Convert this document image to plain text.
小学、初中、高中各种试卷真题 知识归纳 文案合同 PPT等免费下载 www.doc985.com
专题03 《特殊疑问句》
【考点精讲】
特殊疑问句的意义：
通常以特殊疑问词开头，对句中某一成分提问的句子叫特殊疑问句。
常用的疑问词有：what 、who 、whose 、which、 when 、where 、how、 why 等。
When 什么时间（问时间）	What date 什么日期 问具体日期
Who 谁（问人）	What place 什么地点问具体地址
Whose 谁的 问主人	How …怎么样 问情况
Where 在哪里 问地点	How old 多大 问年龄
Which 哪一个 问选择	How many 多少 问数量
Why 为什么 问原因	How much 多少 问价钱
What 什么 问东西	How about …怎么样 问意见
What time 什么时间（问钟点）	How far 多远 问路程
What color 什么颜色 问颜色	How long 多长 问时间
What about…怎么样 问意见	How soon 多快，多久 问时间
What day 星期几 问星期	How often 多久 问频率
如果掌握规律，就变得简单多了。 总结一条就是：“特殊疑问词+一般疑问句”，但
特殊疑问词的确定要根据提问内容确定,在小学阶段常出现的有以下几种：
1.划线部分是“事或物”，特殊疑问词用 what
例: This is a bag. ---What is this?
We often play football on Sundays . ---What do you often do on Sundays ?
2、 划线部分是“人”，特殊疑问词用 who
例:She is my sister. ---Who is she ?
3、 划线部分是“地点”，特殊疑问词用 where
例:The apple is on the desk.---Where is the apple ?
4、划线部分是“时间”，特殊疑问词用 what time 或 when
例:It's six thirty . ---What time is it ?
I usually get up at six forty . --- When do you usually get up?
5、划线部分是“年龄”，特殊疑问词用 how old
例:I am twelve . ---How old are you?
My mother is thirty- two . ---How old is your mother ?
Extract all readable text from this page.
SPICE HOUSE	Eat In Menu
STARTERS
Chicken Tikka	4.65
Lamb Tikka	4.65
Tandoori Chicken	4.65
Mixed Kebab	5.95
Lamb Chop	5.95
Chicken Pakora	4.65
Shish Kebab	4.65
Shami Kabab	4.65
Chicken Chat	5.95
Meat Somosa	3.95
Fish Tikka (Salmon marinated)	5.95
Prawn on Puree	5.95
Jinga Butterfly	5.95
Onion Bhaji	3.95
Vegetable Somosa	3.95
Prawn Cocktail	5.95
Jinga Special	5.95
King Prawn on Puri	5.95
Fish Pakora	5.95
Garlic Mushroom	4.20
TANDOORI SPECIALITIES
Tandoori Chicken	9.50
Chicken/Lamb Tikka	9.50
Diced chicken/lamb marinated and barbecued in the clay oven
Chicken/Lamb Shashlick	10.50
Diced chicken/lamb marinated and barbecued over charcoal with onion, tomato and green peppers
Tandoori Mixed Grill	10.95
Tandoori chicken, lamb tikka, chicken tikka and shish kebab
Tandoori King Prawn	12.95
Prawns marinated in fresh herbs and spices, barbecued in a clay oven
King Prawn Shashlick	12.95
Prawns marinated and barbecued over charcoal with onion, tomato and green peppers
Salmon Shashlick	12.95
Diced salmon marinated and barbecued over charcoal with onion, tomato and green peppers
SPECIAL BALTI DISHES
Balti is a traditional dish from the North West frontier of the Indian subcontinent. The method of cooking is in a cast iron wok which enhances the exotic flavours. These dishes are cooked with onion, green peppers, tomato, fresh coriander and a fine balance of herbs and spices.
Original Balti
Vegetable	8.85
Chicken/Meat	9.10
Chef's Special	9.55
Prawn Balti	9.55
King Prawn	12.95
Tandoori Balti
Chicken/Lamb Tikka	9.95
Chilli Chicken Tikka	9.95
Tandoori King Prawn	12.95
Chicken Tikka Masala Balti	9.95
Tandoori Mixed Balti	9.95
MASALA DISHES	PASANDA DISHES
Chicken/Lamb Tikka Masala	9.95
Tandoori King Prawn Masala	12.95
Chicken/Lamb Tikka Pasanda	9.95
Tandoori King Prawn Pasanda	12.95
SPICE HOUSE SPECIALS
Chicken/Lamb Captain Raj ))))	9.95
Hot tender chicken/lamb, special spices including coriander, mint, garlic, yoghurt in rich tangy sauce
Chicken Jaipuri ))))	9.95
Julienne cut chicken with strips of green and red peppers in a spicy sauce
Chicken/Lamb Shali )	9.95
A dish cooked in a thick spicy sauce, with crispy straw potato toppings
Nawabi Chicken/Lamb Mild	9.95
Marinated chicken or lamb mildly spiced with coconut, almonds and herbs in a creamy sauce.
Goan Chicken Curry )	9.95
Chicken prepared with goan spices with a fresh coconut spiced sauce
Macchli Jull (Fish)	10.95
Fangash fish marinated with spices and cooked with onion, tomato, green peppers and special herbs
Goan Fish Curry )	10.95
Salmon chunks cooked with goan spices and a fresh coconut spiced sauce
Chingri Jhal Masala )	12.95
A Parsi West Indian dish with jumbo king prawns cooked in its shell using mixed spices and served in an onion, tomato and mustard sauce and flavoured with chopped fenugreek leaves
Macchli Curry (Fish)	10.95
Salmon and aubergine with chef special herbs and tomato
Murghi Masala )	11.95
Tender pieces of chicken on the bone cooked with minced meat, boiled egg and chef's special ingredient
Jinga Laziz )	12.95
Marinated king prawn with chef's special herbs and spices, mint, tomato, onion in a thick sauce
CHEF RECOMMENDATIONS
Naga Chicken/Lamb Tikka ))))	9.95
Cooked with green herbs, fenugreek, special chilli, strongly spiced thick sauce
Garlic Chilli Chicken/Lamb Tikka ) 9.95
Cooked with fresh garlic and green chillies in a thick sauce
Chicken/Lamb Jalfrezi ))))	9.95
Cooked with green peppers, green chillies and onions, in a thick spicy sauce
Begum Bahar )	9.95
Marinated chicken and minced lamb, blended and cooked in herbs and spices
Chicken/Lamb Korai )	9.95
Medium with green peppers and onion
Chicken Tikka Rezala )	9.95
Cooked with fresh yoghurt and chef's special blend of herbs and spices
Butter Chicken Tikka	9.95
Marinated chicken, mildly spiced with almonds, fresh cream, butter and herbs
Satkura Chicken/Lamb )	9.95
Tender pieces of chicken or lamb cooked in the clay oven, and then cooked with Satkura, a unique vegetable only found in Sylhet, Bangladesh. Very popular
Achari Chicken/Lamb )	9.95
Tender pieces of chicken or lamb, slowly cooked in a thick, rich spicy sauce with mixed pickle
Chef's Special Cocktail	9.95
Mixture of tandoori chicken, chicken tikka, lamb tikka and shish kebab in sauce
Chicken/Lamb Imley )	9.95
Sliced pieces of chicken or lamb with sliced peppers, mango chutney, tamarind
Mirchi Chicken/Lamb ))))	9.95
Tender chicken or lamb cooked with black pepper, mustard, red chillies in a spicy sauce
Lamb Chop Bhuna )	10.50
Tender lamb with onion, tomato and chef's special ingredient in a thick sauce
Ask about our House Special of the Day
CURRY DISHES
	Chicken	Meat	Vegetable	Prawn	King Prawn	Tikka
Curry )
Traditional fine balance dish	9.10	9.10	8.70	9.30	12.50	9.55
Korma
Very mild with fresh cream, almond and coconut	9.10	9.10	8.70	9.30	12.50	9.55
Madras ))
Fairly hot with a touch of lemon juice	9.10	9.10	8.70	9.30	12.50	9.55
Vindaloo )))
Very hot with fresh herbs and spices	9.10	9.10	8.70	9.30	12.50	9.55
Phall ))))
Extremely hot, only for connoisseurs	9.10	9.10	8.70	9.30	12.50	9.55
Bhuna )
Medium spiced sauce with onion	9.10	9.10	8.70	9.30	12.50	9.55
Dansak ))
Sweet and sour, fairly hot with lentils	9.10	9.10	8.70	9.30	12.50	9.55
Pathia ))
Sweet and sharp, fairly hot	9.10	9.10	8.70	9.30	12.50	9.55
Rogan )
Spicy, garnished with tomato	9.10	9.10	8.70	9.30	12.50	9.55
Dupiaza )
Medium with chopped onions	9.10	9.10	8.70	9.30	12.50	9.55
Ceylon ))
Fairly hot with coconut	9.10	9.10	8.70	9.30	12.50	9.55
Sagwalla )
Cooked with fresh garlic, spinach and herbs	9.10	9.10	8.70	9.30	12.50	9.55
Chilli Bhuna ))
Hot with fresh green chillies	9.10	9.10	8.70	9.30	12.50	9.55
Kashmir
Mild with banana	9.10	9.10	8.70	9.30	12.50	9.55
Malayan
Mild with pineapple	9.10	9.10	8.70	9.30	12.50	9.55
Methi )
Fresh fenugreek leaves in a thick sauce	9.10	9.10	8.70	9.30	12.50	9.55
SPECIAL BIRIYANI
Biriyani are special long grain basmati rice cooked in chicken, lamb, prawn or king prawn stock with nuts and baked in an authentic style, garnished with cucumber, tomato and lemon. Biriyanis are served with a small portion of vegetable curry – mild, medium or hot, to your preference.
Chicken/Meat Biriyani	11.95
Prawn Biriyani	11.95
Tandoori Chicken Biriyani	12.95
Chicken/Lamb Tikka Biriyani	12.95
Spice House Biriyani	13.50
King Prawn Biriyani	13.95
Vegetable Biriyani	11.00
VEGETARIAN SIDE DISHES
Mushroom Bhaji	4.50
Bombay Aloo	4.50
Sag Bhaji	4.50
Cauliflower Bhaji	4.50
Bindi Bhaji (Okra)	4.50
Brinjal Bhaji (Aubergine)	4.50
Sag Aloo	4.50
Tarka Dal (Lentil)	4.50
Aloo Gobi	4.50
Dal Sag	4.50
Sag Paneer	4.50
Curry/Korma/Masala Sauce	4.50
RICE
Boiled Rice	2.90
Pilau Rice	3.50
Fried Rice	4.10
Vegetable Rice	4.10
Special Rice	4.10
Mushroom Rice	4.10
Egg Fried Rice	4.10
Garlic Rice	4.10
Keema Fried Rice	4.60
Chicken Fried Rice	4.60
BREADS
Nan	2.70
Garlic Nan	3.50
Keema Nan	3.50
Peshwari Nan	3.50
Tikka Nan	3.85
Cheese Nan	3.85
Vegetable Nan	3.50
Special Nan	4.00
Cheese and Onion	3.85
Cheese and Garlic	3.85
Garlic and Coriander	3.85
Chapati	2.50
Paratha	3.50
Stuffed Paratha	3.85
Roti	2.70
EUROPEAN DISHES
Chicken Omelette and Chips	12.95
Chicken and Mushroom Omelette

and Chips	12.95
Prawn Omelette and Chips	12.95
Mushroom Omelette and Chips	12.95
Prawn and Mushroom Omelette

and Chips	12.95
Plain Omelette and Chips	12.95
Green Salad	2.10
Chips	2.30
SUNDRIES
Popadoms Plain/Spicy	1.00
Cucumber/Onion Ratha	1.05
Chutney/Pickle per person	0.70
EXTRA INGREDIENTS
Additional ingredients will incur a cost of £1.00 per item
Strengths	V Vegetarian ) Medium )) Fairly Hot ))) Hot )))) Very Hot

TASK INSTRUCTIONS
Copy all lines from the entries that contain the word "Shashlick".

CORRECT OUTPUT
Chicken/Lamb Shashlick	10.50
King Prawn Shashlick	12.95
Salmon Shashlick	12.95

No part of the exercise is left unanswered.